-- BEGIN --

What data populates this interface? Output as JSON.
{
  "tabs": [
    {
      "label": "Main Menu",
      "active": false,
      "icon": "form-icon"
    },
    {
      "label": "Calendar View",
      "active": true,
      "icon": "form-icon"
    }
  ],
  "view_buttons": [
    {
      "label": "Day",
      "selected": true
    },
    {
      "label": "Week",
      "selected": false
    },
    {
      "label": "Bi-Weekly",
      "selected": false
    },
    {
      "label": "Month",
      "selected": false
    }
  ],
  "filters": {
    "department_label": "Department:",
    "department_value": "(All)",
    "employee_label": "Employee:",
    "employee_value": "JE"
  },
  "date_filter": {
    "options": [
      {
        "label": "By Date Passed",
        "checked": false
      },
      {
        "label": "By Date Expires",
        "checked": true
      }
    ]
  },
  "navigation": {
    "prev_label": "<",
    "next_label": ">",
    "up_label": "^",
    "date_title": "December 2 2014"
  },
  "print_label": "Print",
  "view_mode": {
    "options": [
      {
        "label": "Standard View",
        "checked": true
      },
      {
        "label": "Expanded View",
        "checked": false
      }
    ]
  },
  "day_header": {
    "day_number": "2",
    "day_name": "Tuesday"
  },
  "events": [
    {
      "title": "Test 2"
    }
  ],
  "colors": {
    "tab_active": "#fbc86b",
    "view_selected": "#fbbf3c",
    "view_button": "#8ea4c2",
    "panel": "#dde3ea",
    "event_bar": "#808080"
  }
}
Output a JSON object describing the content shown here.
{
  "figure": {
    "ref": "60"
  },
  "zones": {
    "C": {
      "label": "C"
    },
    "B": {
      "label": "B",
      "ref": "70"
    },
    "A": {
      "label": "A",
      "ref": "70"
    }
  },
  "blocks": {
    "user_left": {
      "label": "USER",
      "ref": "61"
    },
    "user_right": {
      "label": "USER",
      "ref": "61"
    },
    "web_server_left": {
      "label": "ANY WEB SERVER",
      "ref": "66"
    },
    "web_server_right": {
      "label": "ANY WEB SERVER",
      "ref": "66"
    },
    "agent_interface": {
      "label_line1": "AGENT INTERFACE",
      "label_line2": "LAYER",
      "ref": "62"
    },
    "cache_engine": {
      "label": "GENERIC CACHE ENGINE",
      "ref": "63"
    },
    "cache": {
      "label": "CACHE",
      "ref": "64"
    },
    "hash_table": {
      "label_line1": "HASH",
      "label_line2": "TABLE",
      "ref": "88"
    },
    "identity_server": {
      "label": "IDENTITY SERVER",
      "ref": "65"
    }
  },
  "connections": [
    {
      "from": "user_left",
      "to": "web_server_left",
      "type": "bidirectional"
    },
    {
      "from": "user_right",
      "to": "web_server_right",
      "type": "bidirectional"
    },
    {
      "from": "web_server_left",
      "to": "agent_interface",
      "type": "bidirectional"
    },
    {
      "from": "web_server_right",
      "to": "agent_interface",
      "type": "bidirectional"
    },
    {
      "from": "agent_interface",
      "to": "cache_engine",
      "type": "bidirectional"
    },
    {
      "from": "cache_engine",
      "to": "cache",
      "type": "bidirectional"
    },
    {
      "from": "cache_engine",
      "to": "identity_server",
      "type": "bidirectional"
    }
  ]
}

-- END --

*WRITTEN TASK:* Say how many lines in the listing above include "from". Give nothing but the number.

*WRITTEN SOLUTION:* 7